Excerpt from a dataset:
--------------------

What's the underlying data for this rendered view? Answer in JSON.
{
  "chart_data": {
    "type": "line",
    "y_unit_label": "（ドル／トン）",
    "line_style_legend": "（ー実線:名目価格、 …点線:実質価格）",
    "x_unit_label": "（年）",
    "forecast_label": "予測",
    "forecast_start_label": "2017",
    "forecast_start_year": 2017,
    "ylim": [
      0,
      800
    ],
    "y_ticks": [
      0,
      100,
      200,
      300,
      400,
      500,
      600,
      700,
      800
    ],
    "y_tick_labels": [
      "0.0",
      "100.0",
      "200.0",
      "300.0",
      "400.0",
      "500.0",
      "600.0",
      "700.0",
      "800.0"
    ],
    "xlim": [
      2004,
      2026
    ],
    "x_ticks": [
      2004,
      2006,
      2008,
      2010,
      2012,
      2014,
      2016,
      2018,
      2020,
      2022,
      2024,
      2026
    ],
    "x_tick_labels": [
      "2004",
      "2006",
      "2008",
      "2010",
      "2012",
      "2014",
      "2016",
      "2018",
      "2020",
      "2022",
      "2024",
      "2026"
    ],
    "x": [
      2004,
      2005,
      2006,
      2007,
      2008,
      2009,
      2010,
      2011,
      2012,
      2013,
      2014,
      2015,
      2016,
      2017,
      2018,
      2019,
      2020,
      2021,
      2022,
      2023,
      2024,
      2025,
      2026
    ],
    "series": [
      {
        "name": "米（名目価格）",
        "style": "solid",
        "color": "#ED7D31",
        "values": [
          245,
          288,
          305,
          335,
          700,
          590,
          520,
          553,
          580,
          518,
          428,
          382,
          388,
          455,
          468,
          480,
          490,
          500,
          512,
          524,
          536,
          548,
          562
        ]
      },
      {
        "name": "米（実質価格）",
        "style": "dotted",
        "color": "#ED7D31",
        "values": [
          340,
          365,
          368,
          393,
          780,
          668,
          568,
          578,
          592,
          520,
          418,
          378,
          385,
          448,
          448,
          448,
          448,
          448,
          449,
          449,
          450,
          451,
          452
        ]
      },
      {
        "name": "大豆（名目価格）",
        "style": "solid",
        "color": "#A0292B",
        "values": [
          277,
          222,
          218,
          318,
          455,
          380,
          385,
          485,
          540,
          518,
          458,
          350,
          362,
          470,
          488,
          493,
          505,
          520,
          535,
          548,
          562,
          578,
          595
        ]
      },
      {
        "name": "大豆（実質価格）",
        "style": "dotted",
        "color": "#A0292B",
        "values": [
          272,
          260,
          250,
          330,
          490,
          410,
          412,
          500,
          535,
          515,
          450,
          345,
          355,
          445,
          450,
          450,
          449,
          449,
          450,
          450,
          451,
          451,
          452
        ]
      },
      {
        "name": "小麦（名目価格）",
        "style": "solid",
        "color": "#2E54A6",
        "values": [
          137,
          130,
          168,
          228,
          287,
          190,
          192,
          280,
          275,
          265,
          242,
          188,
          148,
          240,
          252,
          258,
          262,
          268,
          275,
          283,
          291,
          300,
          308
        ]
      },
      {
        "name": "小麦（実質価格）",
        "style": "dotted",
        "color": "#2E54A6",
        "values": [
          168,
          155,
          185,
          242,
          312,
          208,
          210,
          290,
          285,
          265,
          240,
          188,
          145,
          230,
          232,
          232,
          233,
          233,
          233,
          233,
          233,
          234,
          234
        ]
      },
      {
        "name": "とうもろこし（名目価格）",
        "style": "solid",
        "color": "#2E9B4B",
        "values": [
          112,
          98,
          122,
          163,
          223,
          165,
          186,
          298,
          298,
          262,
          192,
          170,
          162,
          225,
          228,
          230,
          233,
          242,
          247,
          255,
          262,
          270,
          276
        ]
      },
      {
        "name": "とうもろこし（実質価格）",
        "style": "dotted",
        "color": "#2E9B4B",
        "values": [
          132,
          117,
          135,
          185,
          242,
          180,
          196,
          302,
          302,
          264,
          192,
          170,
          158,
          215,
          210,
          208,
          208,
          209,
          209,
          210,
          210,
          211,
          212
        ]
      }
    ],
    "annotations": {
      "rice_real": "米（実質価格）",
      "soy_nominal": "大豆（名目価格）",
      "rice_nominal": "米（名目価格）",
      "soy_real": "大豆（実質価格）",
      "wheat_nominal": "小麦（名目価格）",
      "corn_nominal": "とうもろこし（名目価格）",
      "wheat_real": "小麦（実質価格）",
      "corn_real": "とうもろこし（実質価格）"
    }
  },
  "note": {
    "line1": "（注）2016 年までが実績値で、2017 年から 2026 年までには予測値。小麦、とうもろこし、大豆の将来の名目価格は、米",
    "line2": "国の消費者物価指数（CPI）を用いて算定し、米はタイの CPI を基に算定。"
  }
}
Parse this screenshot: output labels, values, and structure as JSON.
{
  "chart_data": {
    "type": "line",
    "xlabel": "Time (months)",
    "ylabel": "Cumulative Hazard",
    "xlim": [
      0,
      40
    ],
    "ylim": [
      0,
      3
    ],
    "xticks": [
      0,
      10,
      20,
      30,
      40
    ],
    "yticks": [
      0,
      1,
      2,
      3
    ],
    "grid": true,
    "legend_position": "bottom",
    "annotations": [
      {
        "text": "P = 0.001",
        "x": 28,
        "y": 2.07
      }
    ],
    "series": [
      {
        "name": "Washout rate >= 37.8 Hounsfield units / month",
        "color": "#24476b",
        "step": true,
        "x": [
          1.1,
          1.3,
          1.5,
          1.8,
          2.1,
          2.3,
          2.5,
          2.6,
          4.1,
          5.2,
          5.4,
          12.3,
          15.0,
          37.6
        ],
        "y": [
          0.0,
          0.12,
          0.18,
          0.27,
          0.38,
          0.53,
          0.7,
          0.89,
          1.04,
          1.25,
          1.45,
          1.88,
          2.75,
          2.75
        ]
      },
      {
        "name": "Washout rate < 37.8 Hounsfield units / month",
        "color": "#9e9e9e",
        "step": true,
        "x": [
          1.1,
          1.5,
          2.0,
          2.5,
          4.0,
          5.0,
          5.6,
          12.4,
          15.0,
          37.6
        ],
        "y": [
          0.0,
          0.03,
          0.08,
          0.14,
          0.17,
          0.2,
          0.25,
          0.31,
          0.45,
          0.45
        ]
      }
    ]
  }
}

--------------------

◆ Aim ◆
Write out each line of the data above again, exactly as given.

◆ Solution for this exercise ◆
What's the underlying data for this rendered view? Answer in JSON.
{
  "chart_data": {
    "type": "line",
    "y_unit_label": "（ドル／トン）",
    "line_style_legend": "（ー実線:名目価格、 …点線:実質価格）",
    "x_unit_label": "（年）",
    "forecast_label": "予測",
    "forecast_start_label": "2017",
    "forecast_start_year": 2017,
    "ylim": [
      0,
      800
    ],
    "y_ticks": [
      0,
      100,
      200,
      300,
      400,
      500,
      600,
      700,
      800
    ],
    "y_tick_labels": [
      "0.0",
      "100.0",
      "200.0",
      "300.0",
      "400.0",
      "500.0",
      "600.0",
      "700.0",
      "800.0"
    ],
    "xlim": [
      2004,
      2026
    ],
    "x_ticks": [
      2004,
      2006,
      2008,
      2010,
      2012,
      2014,
      2016,
      2018,
      2020,
      2022,
      2024,
      2026
    ],
    "x_tick_labels": [
      "2004",
      "2006",
      "2008",
      "2010",
      "2012",
      "2014",
      "2016",
      "2018",
      "2020",
      "2022",
      "2024",
      "2026"
    ],
    "x": [
      2004,
      2005,
      2006,
      2007,
      2008,
      2009,
      2010,
      2011,
      2012,
      2013,
      2014,
      2015,
      2016,
      2017,
      2018,
      2019,
      2020,
      2021,
      2022,
      2023,
      2024,
      2025,
      2026
    ],
    "series": [
      {
        "name": "米（名目価格）",
        "style": "solid",
        "color": "#ED7D31",
        "values": [
          245,
          288,
          305,
          335,
          700,
          590,
          520,
          553,
          580,
          518,
          428,
          382,
          388,
          455,
          468,
          480,
          490,
          500,
          512,
          524,
          536,
          548,
          562
        ]
      },
      {
        "name": "米（実質価格）",
        "style": "dotted",
        "color": "#ED7D31",
        "values": [
          340,
          365,
          368,
          393,
          780,
          668,
          568,
          578,
          592,
          520,
          418,
          378,
          385,
          448,
          448,
          448,
          448,
          448,
          449,
          449,
          450,
          451,
          452
        ]
      },
      {
        "name": "大豆（名目価格）",
        "style": "solid",
        "color": "#A0292B",
        "values": [
          277,
          222,
          218,
          318,
          455,
          380,
          385,
          485,
          540,
          518,
          458,
          350,
          362,
          470,
          488,
          493,
          505,
          520,
          535,
          548,
          562,
          578,
          595
        ]
      },
      {
        "name": "大豆（実質価格）",
        "style": "dotted",
        "color": "#A0292B",
        "values": [
          272,
          260,
          250,
          330,
          490,
          410,
          412,
          500,
          535,
          515,
          450,
          345,
          355,
          445,
          450,
          450,
          449,
          449,
          450,
          450,
          451,
          451,
          452
        ]
      },
      {
        "name": "小麦（名目価格）",
        "style": "solid",
        "color": "#2E54A6",
        "values": [
          137,
          130,
          168,
          228,
          287,
          190,
          192,
          280,
          275,
          265,
          242,
          188,
          148,
          240,
          252,
          258,
          262,
          268,
          275,
          283,
          291,
          300,
          308
        ]
      },
      {
        "name": "小麦（実質価格）",
        "style": "dotted",
        "color": "#2E54A6",
        "values": [
          168,
          155,
          185,
          242,
          312,
          208,
          210,
          290,
          285,
          265,
          240,
          188,
          145,
          230,
          232,
          232,
          233,
          233,
          233,
          233,
          233,
          234,
          234
        ]
      },
      {
        "name": "とうもろこし（名目価格）",
        "style": "solid",
        "color": "#2E9B4B",
        "values": [
          112,
          98,
          122,
          163,
          223,
          165,
          186,
          298,
          298,
          262,
          192,
          170,
          162,
          225,
          228,
          230,
          233,
          242,
          247,
          255,
          262,
          270,
          276
        ]
      },
      {
        "name": "とうもろこし（実質価格）",
        "style": "dotted",
        "color": "#2E9B4B",
        "values": [
          132,
          117,
          135,
          185,
          242,
          180,
          196,
          302,
          302,
          264,
          192,
          170,
          158,
          215,
          210,
          208,
          208,
          209,
          209,
          210,
          210,
          211,
          212
        ]
      }
    ],
    "annotations": {
      "rice_real": "米（実質価格）",
      "soy_nominal": "大豆（名目価格）",
      "rice_nominal": "米（名目価格）",
      "soy_real": "大豆（実質価格）",
      "wheat_nominal": "小麦（名目価格）",
      "corn_nominal": "とうもろこし（名目価格）",
      "wheat_real": "小麦（実質価格）",
      "corn_real": "とうもろこし（実質価格）"
    }
  },
  "note": {
    "line1": "（注）2016 年までが実績値で、2017 年から 2026 年までには予測値。小麦、とうもろこし、大豆の将来の名目価格は、米",
    "line2": "国の消費者物価指数（CPI）を用いて算定し、米はタイの CPI を基に算定。"
  }
}
Parse this screenshot: output labels, values, and structure as JSON.
{
  "chart_data": {
    "type": "line",
    "xlabel": "Time (months)",
    "ylabel": "Cumulative Hazard",
    "xlim": [
      0,
      40
    ],
    "ylim": [
      0,
      3
    ],
    "xticks": [
      0,
      10,
      20,
      30,
      40
    ],
    "yticks": [
      0,
      1,
      2,
      3
    ],
    "grid": true,
    "legend_position": "bottom",
    "annotations": [
      {
        "text": "P = 0.001",
        "x": 28,
        "y": 2.07
      }
    ],
    "series": [
      {
        "name": "Washout rate >= 37.8 Hounsfield units / month",
        "color": "#24476b",
        "step": true,
        "x": [
          1.1,
          1.3,
          1.5,
          1.8,
          2.1,
          2.3,
          2.5,
          2.6,
          4.1,
          5.2,
          5.4,
          12.3,
          15.0,
          37.6
        ],
        "y": [
          0.0,
          0.12,
          0.18,
          0.27,
          0.38,
          0.53,
          0.7,
          0.89,
          1.04,
          1.25,
          1.45,
          1.88,
          2.75,
          2.75
        ]
      },
      {
        "name": "Washout rate < 37.8 Hounsfield units / month",
        "color": "#9e9e9e",
        "step": true,
        "x": [
          1.1,
          1.5,
          2.0,
          2.5,
          4.0,
          5.0,
          5.6,
          12.4,
          15.0,
          37.6
        ],
        "y": [
          0.0,
          0.03,
          0.08,
          0.14,
          0.17,
          0.2,
          0.25,
          0.31,
          0.45,
          0.45
        ]
      }
    ]
  }
}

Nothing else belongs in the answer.